» Short problem: Copy out every line exactly, passing over the pictures.

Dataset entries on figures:
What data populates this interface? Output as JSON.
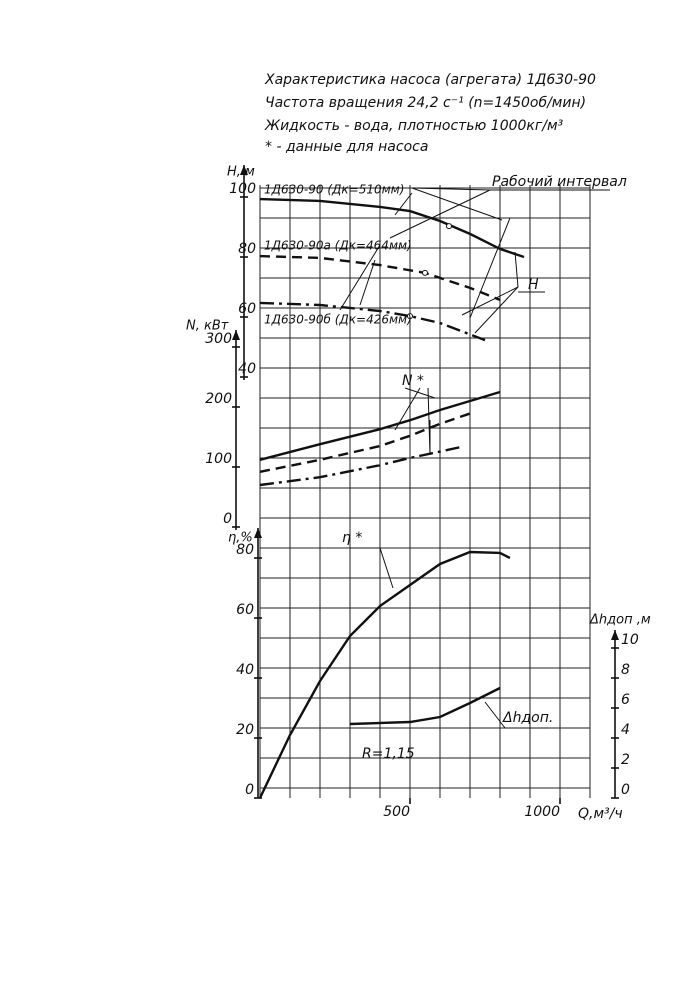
{
  "chart_data": [
    {
      "type": "line",
      "title": "Характеристика насоса (агрегата) 1Д630-90",
      "subtitles": [
        "Частота вращения 24,2 с⁻¹ (n=1450об/мин)",
        "Жидкость - вода, плотностью 1000кг/м³",
        "* - данные для насоса"
      ],
      "ylabel": "H, м",
      "xlim": [
        0,
        1100
      ],
      "ylim": [
        40,
        105
      ],
      "yticks": [
        40,
        60,
        80,
        100
      ],
      "annotations": [
        "Рабочий интервал",
        "H"
      ],
      "series": [
        {
          "name": "1Д630-90 (Дк=510мм)",
          "color": "#111111",
          "dash": "solid",
          "x": [
            0,
            200,
            400,
            500,
            600,
            700,
            800,
            880
          ],
          "values": [
            99.3,
            98.7,
            96.7,
            95.3,
            92,
            87.7,
            82.7,
            80
          ],
          "point": [
            630,
            90.3
          ]
        },
        {
          "name": "1Д630-90а (Дк=464мм)",
          "color": "#111111",
          "dash": "dashed",
          "x": [
            0,
            200,
            400,
            550,
            700,
            800
          ],
          "values": [
            80.3,
            79.7,
            77.3,
            74.7,
            69.7,
            65.7
          ],
          "point": [
            550,
            74.7
          ]
        },
        {
          "name": "1Д630-90б (Дк=426мм)",
          "color": "#111111",
          "dash": "dashdot",
          "x": [
            0,
            200,
            400,
            500,
            600,
            750
          ],
          "values": [
            64.7,
            64,
            62,
            60.3,
            58,
            52.3
          ],
          "point": [
            500,
            60.3
          ]
        }
      ]
    },
    {
      "type": "line",
      "ylabel": "N, кВт",
      "xlim": [
        0,
        1100
      ],
      "ylim": [
        0,
        320
      ],
      "yticks": [
        0,
        100,
        200,
        300
      ],
      "annotations": [
        "N *"
      ],
      "series": [
        {
          "color": "#111111",
          "dash": "solid",
          "x": [
            0,
            200,
            400,
            500,
            600,
            700,
            800
          ],
          "values": [
            112,
            138,
            163,
            178,
            195,
            210,
            225
          ]
        },
        {
          "color": "#111111",
          "dash": "dashed",
          "x": [
            0,
            200,
            400,
            500,
            600,
            717
          ],
          "values": [
            92,
            112,
            135,
            152,
            172,
            192
          ]
        },
        {
          "color": "#111111",
          "dash": "dashdot",
          "x": [
            0,
            200,
            400,
            500,
            667
          ],
          "values": [
            70,
            83,
            103,
            115,
            133
          ]
        }
      ]
    },
    {
      "type": "line",
      "ylabel": "η,%",
      "xlabel": "Q,м³/ч",
      "xlim": [
        0,
        1100
      ],
      "xticks": [
        500,
        1000
      ],
      "ylim": [
        0,
        85
      ],
      "yticks": [
        0,
        20,
        40,
        60,
        80
      ],
      "annotations": [
        "η *",
        "R=1,15"
      ],
      "series": [
        {
          "color": "#111111",
          "dash": "solid",
          "x": [
            0,
            100,
            200,
            300,
            400,
            500,
            600,
            700,
            800,
            833
          ],
          "values": [
            0,
            21,
            39,
            54,
            64,
            71,
            78,
            82,
            81.7,
            80
          ]
        }
      ]
    },
    {
      "type": "line",
      "ylabel": "Δhдоп ,м",
      "xlim": [
        0,
        1100
      ],
      "ylim": [
        0,
        10.5
      ],
      "yticks": [
        0,
        2,
        4,
        6,
        8,
        10
      ],
      "annotations": [
        "Δhдоп."
      ],
      "series": [
        {
          "color": "#111111",
          "dash": "solid",
          "x": [
            300,
            500,
            600,
            700,
            800
          ],
          "values": [
            4.93,
            5.07,
            5.4,
            6.33,
            7.33
          ]
        }
      ]
    }
  ]
}
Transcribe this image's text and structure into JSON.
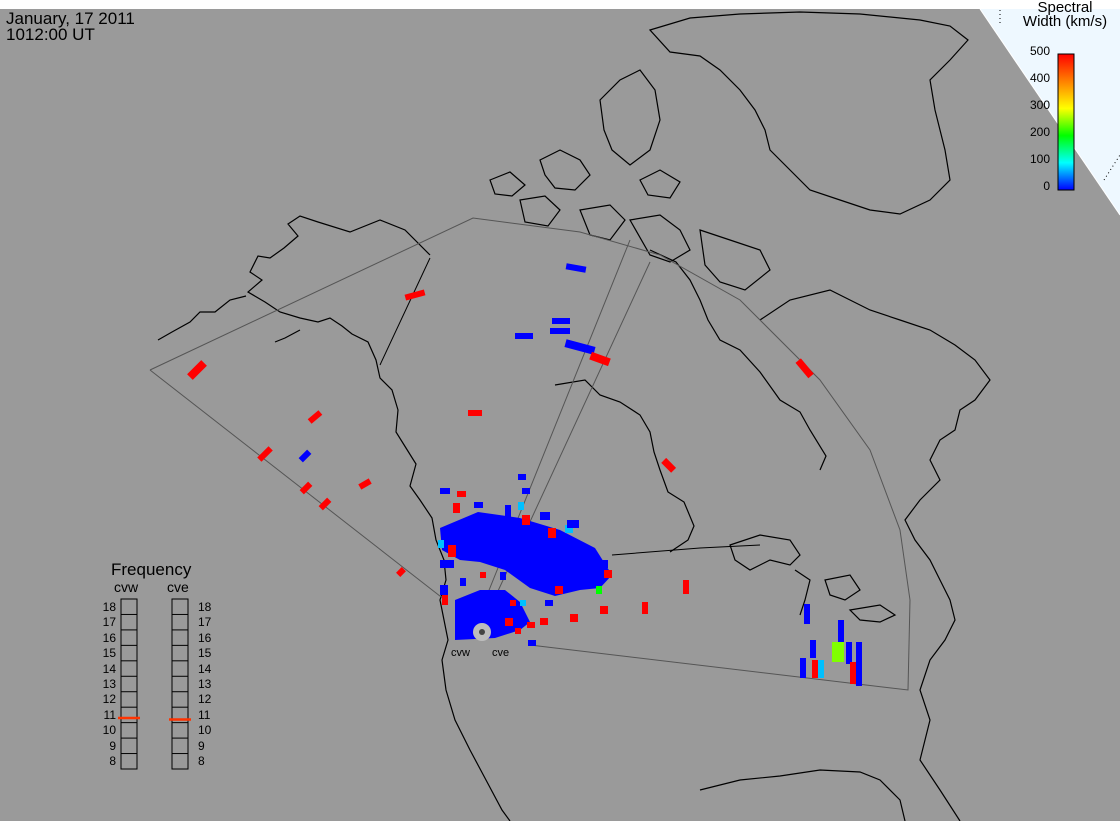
{
  "header": {
    "date": "January, 17 2011",
    "time": "1012:00 UT"
  },
  "colorbar": {
    "title_line1": "Spectral",
    "title_line2": "Width (km/s)",
    "ticks": [
      "500",
      "400",
      "300",
      "200",
      "100",
      "0"
    ],
    "colors": [
      "#ff0000",
      "#ff8000",
      "#ffff00",
      "#00ff00",
      "#00ffff",
      "#0000ff"
    ]
  },
  "frequency": {
    "title": "Frequency",
    "radars": [
      "cvw",
      "cve"
    ],
    "scale": [
      "18",
      "17",
      "16",
      "15",
      "14",
      "13",
      "12",
      "11",
      "10",
      "9",
      "8"
    ],
    "cvw_value": 10.8,
    "cve_value": 10.7
  },
  "sites": {
    "west": "cvw",
    "east": "cve"
  },
  "colors": {
    "background": "#9a9a9a",
    "low_width": "#0000ff",
    "high_width": "#ff0000",
    "mid_width": "#00c0ff",
    "green": "#80ff00"
  }
}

» Solution to the problem:
What data populates this interface? Output as JSON.
{
  "chart_data": [
    {
      "type": "line",
      "title": "Характеристика насоса (агрегата) 1Д630-90",
      "subtitles": [
        "Частота вращения 24,2 с⁻¹ (n=1450об/мин)",
        "Жидкость - вода, плотностью 1000кг/м³",
        "* - данные для насоса"
      ],
      "ylabel": "H, м",
      "xlim": [
        0,
        1100
      ],
      "ylim": [
        40,
        105
      ],
      "yticks": [
        40,
        60,
        80,
        100
      ],
      "annotations": [
        "Рабочий интервал",
        "H"
      ],
      "series": [
        {
          "name": "1Д630-90 (Дк=510мм)",
          "color": "#111111",
          "dash": "solid",
          "x": [
            0,
            200,
            400,
            500,
            600,
            700,
            800,
            880
          ],
          "values": [
            99.3,
            98.7,
            96.7,
            95.3,
            92,
            87.7,
            82.7,
            80
          ],
          "point": [
            630,
            90.3
          ]
        },
        {
          "name": "1Д630-90а (Дк=464мм)",
          "color": "#111111",
          "dash": "dashed",
          "x": [
            0,
            200,
            400,
            550,
            700,
            800
          ],
          "values": [
            80.3,
            79.7,
            77.3,
            74.7,
            69.7,
            65.7
          ],
          "point": [
            550,
            74.7
          ]
        },
        {
          "name": "1Д630-90б (Дк=426мм)",
          "color": "#111111",
          "dash": "dashdot",
          "x": [
            0,
            200,
            400,
            500,
            600,
            750
          ],
          "values": [
            64.7,
            64,
            62,
            60.3,
            58,
            52.3
          ],
          "point": [
            500,
            60.3
          ]
        }
      ]
    },
    {
      "type": "line",
      "ylabel": "N, кВт",
      "xlim": [
        0,
        1100
      ],
      "ylim": [
        0,
        320
      ],
      "yticks": [
        0,
        100,
        200,
        300
      ],
      "annotations": [
        "N *"
      ],
      "series": [
        {
          "color": "#111111",
          "dash": "solid",
          "x": [
            0,
            200,
            400,
            500,
            600,
            700,
            800
          ],
          "values": [
            112,
            138,
            163,
            178,
            195,
            210,
            225
          ]
        },
        {
          "color": "#111111",
          "dash": "dashed",
          "x": [
            0,
            200,
            400,
            500,
            600,
            717
          ],
          "values": [
            92,
            112,
            135,
            152,
            172,
            192
          ]
        },
        {
          "color": "#111111",
          "dash": "dashdot",
          "x": [
            0,
            200,
            400,
            500,
            667
          ],
          "values": [
            70,
            83,
            103,
            115,
            133
          ]
        }
      ]
    },
    {
      "type": "line",
      "ylabel": "η,%",
      "xlabel": "Q,м³/ч",
      "xlim": [
        0,
        1100
      ],
      "xticks": [
        500,
        1000
      ],
      "ylim": [
        0,
        85
      ],
      "yticks": [
        0,
        20,
        40,
        60,
        80
      ],
      "annotations": [
        "η *",
        "R=1,15"
      ],
      "series": [
        {
          "color": "#111111",
          "dash": "solid",
          "x": [
            0,
            100,
            200,
            300,
            400,
            500,
            600,
            700,
            800,
            833
          ],
          "values": [
            0,
            21,
            39,
            54,
            64,
            71,
            78,
            82,
            81.7,
            80
          ]
        }
      ]
    },
    {
      "type": "line",
      "ylabel": "Δhдоп ,м",
      "xlim": [
        0,
        1100
      ],
      "ylim": [
        0,
        10.5
      ],
      "yticks": [
        0,
        2,
        4,
        6,
        8,
        10
      ],
      "annotations": [
        "Δhдоп."
      ],
      "series": [
        {
          "color": "#111111",
          "dash": "solid",
          "x": [
            300,
            500,
            600,
            700,
            800
          ],
          "values": [
            4.93,
            5.07,
            5.4,
            6.33,
            7.33
          ]
        }
      ]
    }
  ]
}
Transcribe this image's text and structure into JSON.
{
  "header": {
    "date": "January, 17 2011",
    "time": "1012:00 UT"
  },
  "colorbar": {
    "title_line1": "Spectral",
    "title_line2": "Width (km/s)",
    "ticks": [
      "500",
      "400",
      "300",
      "200",
      "100",
      "0"
    ],
    "colors": [
      "#ff0000",
      "#ff8000",
      "#ffff00",
      "#00ff00",
      "#00ffff",
      "#0000ff"
    ]
  },
  "frequency": {
    "title": "Frequency",
    "radars": [
      "cvw",
      "cve"
    ],
    "scale": [
      "18",
      "17",
      "16",
      "15",
      "14",
      "13",
      "12",
      "11",
      "10",
      "9",
      "8"
    ],
    "cvw_value": 10.8,
    "cve_value": 10.7
  },
  "sites": {
    "west": "cvw",
    "east": "cve"
  },
  "colors": {
    "background": "#9a9a9a",
    "low_width": "#0000ff",
    "high_width": "#ff0000",
    "mid_width": "#00c0ff",
    "green": "#80ff00"
  }
}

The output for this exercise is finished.